- [Task instructions]:
Check every line of the entries that follow, and copy the ones containing "молодых".

- [Input material]:
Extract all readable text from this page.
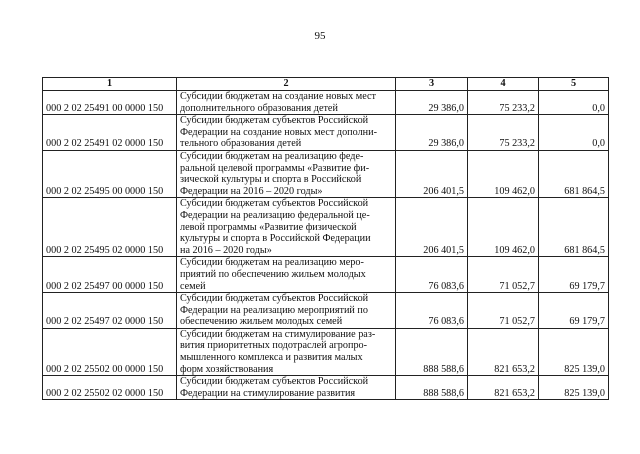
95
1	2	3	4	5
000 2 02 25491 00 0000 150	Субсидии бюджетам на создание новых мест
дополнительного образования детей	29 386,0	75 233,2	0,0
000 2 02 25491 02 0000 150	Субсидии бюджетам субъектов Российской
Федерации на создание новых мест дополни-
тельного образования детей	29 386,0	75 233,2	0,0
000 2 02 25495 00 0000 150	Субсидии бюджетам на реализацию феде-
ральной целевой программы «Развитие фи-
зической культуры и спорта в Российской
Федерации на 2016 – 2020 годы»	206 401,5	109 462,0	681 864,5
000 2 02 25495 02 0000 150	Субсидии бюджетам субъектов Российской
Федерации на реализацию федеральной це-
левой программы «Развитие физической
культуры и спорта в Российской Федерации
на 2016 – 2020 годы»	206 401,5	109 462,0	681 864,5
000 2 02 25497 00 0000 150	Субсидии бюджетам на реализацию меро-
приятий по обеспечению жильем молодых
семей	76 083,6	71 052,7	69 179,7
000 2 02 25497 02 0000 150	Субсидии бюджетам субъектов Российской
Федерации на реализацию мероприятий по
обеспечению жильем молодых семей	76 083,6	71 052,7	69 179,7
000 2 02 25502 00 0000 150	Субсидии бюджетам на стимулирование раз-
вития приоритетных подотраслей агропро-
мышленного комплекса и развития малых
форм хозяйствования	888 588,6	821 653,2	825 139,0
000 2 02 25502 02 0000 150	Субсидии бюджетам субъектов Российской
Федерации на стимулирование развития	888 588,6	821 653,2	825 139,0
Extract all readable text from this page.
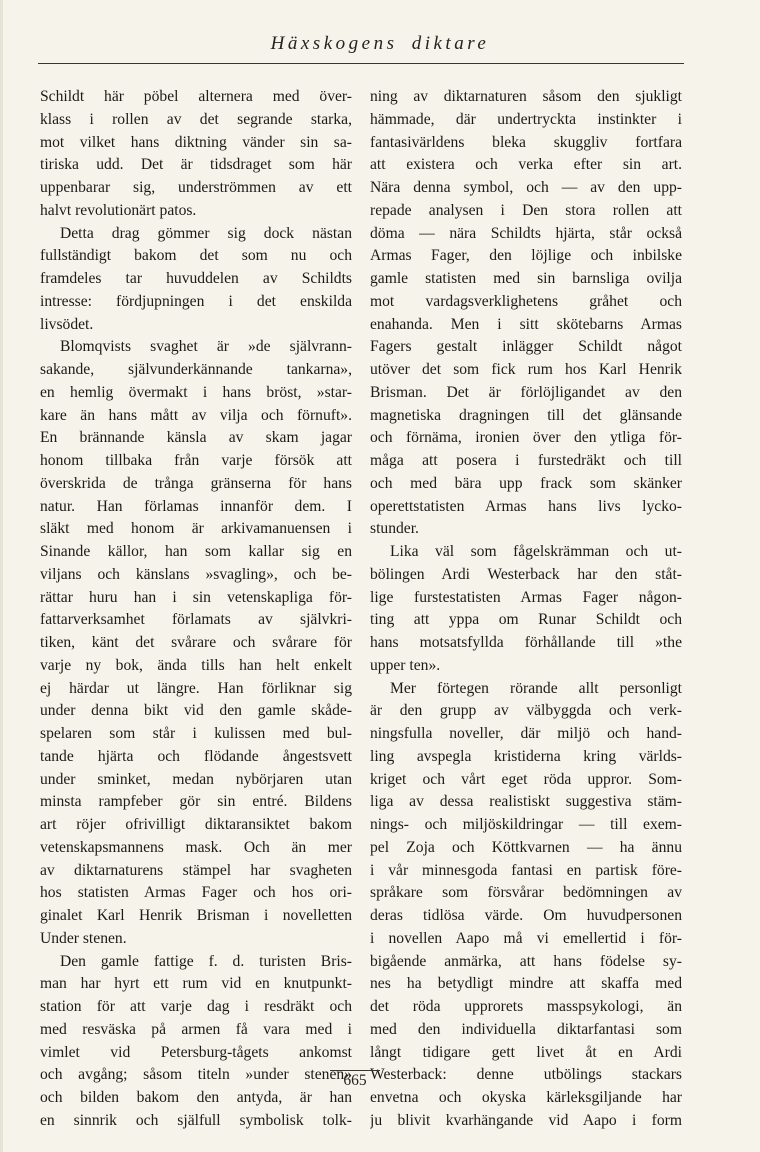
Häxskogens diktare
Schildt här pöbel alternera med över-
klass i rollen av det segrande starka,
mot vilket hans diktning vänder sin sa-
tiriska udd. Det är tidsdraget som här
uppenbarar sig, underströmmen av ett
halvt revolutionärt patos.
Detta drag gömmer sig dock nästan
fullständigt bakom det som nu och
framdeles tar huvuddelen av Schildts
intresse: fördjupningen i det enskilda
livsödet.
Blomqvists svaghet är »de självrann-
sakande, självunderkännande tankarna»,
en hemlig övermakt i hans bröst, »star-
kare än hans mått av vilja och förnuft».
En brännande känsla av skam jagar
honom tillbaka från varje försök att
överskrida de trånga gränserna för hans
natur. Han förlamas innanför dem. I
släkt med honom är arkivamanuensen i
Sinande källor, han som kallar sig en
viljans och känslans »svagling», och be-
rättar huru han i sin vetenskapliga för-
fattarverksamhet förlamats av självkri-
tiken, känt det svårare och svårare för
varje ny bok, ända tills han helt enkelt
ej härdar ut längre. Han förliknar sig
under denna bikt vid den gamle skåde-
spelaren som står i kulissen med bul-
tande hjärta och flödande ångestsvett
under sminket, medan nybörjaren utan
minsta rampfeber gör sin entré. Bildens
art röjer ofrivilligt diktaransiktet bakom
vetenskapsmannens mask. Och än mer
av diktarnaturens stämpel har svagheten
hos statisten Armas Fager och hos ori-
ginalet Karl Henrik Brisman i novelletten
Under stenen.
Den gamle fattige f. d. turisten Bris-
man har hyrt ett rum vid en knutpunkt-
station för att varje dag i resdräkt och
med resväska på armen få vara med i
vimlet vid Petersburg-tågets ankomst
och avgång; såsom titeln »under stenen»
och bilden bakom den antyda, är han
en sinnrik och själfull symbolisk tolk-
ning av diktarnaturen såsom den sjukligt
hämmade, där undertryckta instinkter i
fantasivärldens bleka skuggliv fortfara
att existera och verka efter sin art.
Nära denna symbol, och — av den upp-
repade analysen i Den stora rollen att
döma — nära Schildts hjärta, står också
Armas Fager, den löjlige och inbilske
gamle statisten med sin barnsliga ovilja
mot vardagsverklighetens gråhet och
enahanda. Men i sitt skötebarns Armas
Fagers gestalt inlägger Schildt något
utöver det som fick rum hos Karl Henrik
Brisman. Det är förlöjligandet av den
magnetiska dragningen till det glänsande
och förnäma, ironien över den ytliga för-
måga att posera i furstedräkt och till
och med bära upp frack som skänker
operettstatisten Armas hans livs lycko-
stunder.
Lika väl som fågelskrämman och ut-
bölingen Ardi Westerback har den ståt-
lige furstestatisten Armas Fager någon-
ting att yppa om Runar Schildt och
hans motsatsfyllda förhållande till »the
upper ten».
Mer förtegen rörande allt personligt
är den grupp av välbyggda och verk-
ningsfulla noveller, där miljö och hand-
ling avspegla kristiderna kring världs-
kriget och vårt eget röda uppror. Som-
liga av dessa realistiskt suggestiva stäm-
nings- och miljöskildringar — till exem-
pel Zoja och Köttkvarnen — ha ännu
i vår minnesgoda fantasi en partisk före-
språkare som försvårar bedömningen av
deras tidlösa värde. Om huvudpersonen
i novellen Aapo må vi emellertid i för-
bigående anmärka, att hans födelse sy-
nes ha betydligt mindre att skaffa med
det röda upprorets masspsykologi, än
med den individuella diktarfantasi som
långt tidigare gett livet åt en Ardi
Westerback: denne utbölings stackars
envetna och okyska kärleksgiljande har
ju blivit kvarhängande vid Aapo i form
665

* * *

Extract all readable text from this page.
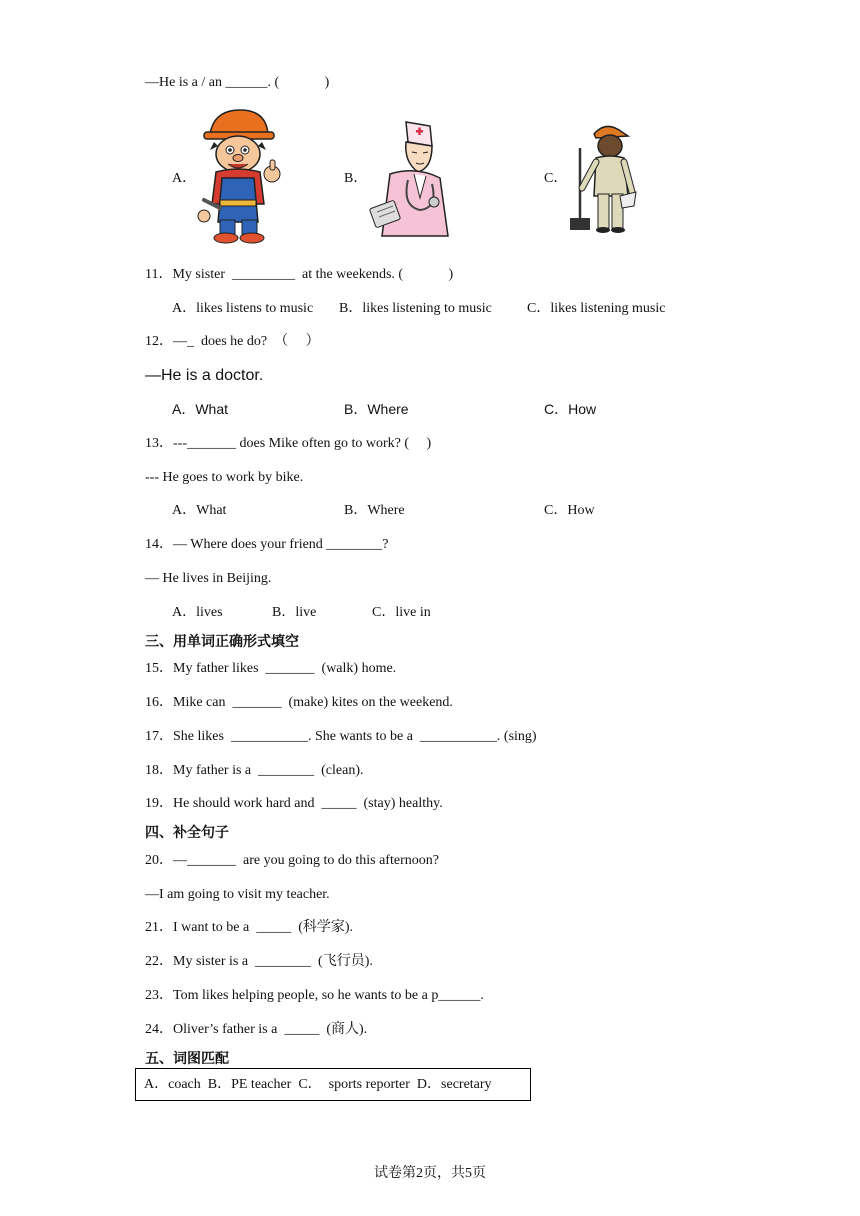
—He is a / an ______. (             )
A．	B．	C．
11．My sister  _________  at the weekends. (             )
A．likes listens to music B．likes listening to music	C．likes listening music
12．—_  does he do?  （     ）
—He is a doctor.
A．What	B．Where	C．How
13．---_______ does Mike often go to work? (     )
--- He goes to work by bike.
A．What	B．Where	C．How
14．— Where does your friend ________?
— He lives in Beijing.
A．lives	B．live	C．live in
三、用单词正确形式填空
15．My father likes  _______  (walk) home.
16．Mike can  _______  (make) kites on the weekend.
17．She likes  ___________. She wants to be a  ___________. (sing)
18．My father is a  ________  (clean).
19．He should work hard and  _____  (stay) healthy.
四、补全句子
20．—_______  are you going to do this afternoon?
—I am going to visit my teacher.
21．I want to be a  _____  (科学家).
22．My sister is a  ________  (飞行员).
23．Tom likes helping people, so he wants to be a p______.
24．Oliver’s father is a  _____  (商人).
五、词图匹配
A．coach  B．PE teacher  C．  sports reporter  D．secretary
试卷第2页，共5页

- [Finished exercise]:
приятий по обеспечению жильем молодых
обеспечению жильем молодых семей	76 083,6	71 052,7	69 179,7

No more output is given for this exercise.